■ **WRITTEN INSTRUCTION**
Identify each line in the records below that contains the word "Bezdomności", and copy it.

■ **RECORDS FOR THIS EXERCISE**
╭──

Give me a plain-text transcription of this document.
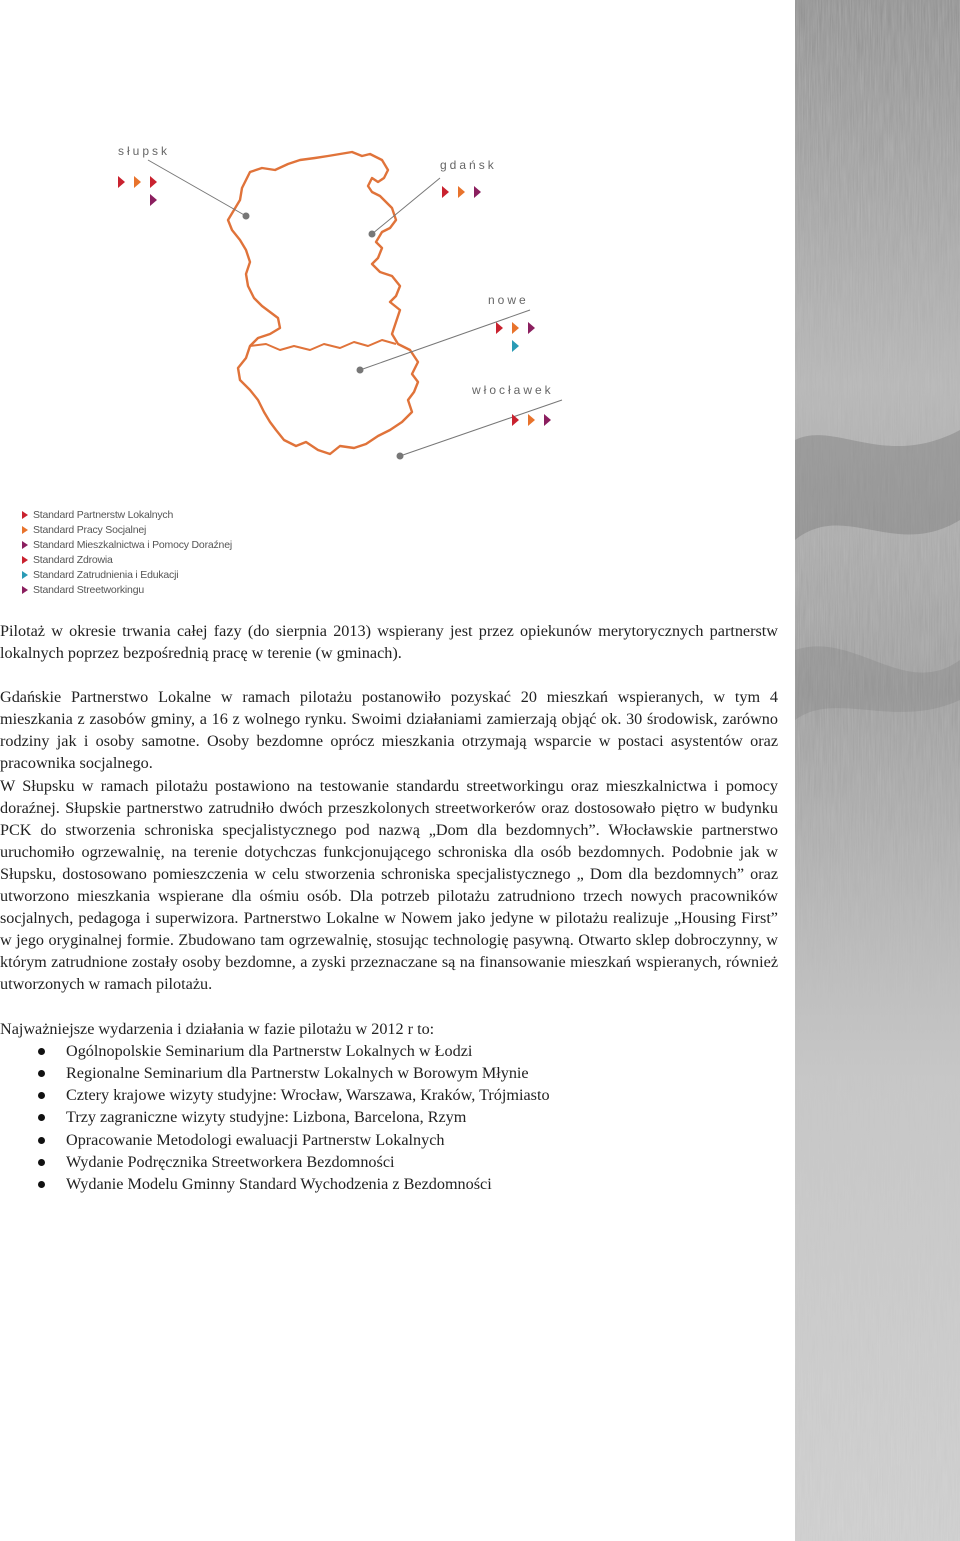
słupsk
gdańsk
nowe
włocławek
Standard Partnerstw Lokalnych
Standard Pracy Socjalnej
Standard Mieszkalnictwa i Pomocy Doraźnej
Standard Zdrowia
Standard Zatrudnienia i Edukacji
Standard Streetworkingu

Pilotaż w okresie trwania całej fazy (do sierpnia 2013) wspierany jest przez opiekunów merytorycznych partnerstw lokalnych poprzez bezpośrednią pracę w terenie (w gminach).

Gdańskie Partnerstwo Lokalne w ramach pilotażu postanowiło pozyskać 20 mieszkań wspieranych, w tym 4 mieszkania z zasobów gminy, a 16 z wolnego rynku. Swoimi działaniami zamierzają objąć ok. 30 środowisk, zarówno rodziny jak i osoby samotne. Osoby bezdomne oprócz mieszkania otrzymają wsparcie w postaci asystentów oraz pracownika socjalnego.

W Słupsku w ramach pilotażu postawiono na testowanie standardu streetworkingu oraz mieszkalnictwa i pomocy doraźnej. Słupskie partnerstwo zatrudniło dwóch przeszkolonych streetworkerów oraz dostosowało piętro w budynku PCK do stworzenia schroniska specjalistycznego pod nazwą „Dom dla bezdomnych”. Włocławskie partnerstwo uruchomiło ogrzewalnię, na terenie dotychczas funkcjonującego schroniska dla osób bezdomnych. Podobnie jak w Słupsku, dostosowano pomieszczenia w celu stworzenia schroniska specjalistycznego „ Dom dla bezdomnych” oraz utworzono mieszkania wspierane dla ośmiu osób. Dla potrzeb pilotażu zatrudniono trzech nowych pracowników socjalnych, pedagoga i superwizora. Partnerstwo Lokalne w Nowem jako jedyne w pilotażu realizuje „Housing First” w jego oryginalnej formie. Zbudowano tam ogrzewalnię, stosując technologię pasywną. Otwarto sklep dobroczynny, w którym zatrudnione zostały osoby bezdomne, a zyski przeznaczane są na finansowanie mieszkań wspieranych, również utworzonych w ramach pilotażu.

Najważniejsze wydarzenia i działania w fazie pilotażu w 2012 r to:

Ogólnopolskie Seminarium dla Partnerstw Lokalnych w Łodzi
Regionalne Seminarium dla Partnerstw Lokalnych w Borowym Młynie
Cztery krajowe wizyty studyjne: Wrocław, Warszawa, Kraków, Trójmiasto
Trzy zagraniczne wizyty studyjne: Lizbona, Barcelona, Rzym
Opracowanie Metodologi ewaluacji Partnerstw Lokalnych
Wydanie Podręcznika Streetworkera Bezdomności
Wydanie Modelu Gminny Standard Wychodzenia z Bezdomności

╰──
╭──

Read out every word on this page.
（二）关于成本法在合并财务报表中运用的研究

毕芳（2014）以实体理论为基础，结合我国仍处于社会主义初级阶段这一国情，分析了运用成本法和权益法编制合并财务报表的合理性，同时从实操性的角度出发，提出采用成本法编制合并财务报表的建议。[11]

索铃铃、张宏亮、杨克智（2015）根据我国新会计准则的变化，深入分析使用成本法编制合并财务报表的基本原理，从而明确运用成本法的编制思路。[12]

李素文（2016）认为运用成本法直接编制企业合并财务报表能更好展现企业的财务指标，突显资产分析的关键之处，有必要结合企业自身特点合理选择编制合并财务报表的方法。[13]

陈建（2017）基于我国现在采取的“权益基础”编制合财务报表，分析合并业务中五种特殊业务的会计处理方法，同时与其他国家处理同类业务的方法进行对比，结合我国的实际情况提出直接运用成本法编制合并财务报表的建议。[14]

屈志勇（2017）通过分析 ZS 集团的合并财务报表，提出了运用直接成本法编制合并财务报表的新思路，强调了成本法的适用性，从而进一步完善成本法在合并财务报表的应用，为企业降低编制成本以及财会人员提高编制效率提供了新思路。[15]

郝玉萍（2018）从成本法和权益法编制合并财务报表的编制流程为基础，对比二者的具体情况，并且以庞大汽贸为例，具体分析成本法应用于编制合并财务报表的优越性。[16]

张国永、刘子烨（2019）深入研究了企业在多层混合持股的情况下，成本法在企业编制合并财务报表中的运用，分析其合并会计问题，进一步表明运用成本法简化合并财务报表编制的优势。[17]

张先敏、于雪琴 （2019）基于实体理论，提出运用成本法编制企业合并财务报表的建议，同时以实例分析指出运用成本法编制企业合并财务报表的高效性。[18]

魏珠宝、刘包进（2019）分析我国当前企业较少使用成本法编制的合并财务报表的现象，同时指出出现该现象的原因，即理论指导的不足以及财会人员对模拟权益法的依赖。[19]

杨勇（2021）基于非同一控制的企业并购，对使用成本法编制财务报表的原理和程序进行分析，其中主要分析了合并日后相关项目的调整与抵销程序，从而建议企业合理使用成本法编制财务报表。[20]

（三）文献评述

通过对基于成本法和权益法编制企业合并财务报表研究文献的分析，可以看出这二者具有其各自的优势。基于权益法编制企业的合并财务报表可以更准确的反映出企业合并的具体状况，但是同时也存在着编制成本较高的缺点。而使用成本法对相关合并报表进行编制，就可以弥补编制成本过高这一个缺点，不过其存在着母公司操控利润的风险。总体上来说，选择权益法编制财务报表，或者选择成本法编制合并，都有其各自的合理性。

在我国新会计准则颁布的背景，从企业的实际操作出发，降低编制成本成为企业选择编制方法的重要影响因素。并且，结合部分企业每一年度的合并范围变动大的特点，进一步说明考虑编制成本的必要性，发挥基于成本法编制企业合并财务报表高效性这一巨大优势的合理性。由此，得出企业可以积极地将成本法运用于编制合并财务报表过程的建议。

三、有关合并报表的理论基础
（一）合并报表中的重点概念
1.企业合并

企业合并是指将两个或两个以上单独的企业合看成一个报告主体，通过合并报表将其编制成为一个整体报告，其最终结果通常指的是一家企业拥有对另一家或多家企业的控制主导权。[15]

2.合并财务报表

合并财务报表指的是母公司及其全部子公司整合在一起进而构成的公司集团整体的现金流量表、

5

╰──

■ **EXERCISE ANSWER**
Wydanie Podręcznika Streetworkera Bezdomności
Wydanie Modelu Gminny Standard Wychodzenia z Bezdomności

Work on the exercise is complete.